*TASK DIRECTIONS*: Using the material below, repeat exactly the lines from the one with "Extract the structured" through the one with "Transcribe this image's", ends included, without any images.

*EXERCISE INPUT*:
____

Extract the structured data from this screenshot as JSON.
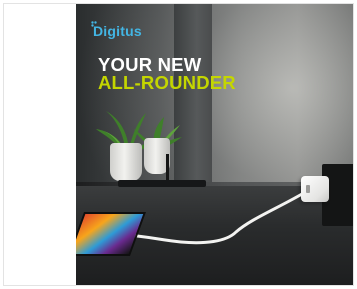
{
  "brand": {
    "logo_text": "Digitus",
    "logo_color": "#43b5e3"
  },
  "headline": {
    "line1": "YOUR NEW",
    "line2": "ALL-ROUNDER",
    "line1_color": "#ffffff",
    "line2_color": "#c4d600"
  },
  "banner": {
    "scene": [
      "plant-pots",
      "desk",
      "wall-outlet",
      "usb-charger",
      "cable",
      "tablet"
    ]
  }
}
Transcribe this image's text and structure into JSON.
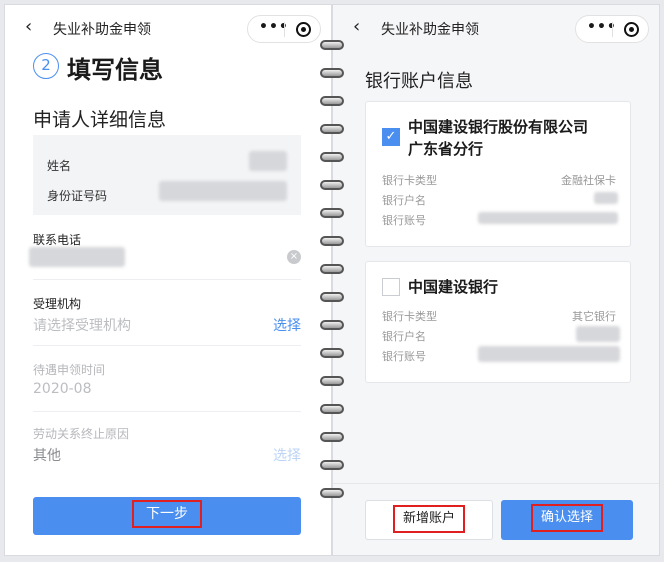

____

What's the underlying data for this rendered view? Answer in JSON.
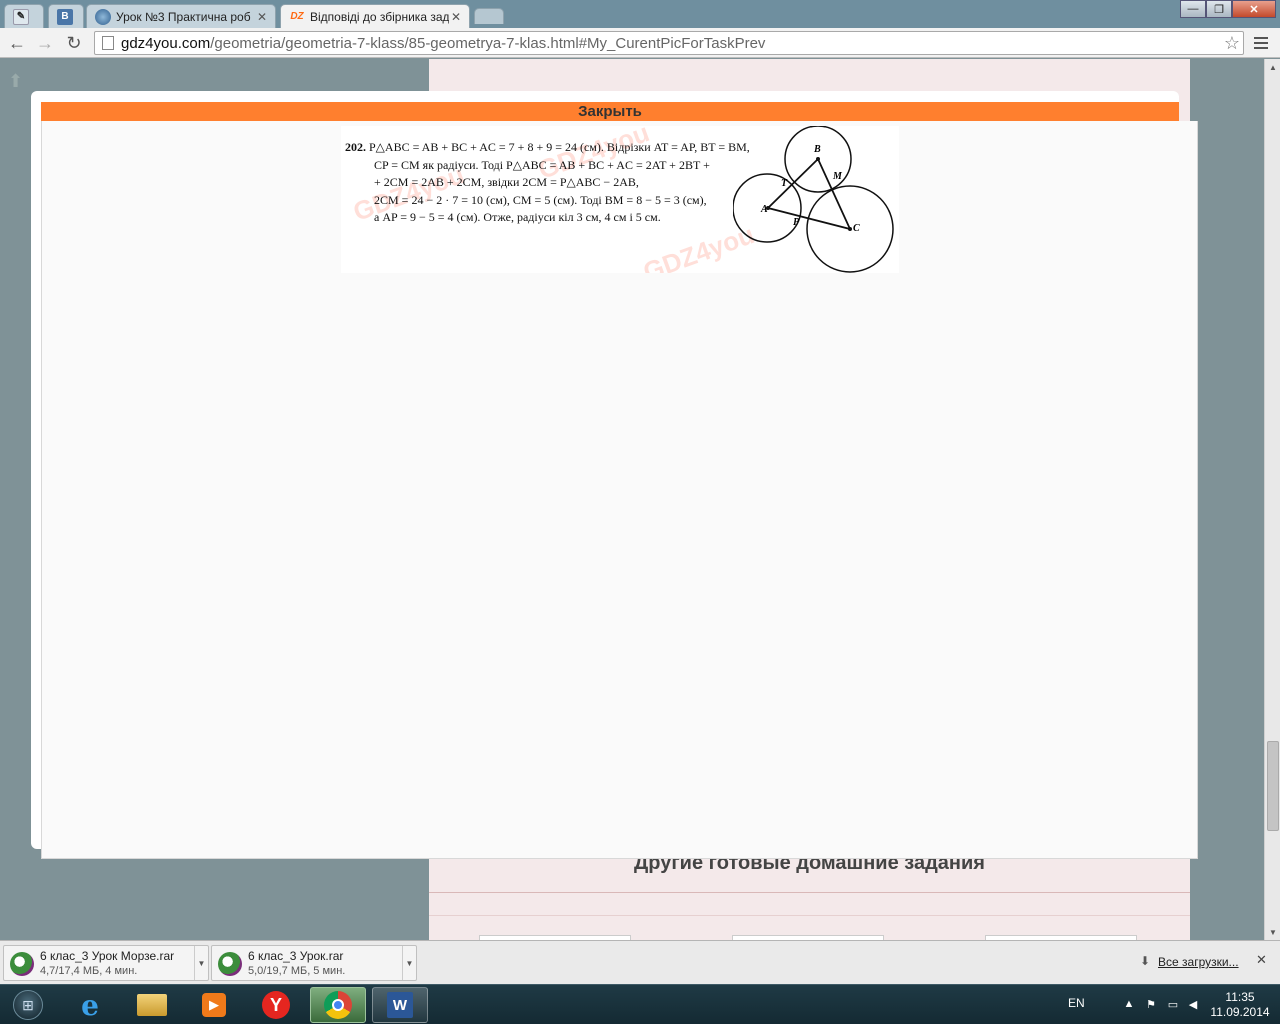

____

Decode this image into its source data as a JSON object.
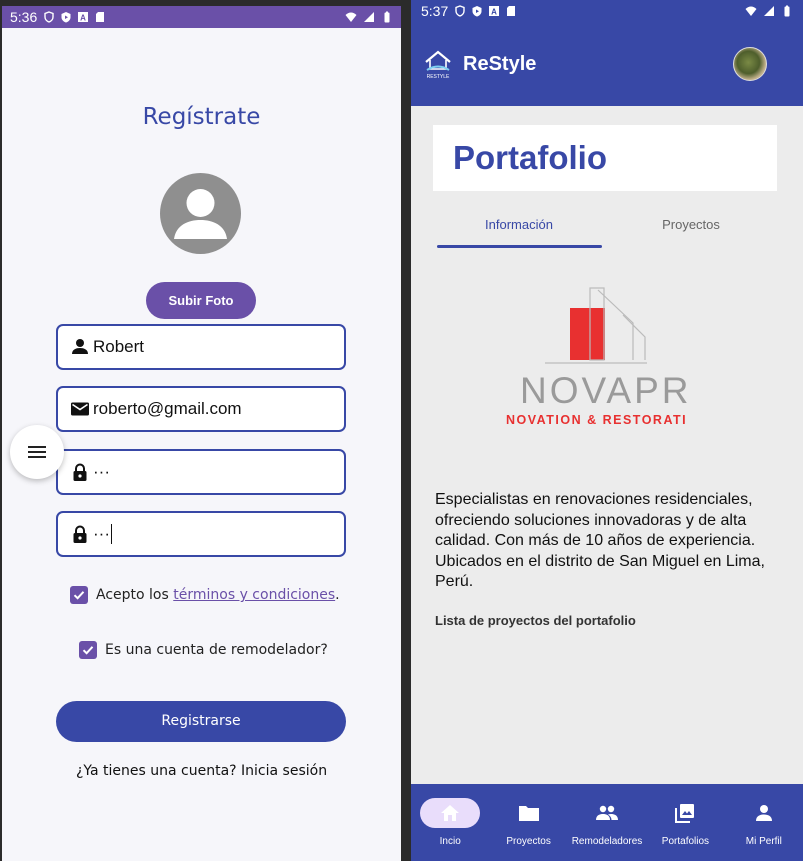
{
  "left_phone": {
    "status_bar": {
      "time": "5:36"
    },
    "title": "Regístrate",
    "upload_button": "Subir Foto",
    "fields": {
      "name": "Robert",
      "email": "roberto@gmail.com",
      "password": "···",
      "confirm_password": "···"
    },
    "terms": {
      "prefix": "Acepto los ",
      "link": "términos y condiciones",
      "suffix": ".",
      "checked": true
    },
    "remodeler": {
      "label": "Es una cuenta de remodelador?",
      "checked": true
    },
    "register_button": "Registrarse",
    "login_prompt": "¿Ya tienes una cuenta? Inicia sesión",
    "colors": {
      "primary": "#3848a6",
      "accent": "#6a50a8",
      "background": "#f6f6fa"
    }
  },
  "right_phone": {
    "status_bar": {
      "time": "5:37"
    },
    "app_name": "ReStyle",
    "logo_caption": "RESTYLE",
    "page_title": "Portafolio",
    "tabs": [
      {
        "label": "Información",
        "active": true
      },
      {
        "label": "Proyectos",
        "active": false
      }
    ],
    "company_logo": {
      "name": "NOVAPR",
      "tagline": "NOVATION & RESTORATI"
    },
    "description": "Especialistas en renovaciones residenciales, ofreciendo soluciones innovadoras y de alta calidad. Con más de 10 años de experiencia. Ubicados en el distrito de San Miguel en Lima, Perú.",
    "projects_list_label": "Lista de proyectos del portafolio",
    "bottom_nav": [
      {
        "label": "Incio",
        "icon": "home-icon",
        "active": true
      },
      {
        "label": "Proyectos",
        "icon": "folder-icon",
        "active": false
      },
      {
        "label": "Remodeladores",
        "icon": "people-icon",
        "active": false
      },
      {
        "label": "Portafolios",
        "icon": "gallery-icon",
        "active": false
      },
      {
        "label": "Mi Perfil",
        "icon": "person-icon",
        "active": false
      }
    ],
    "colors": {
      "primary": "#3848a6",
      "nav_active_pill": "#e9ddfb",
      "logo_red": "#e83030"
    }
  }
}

____

*THE OUTPUT*:
Extract the structured data from this screenshot as JSON.
{
  "brand": {
    "logo_text": "Digitus",
    "logo_color": "#43b5e3"
  },
  "headline": {
    "line1": "YOUR NEW",
    "line2": "ALL-ROUNDER",
    "line1_color": "#ffffff",
    "line2_color": "#c4d600"
  },
  "banner": {
    "scene": [
      "plant-pots",
      "desk",
      "wall-outlet",
      "usb-charger",
      "cable",
      "tablet"
    ]
  }
}
Transcribe this image's text and structure into JSON.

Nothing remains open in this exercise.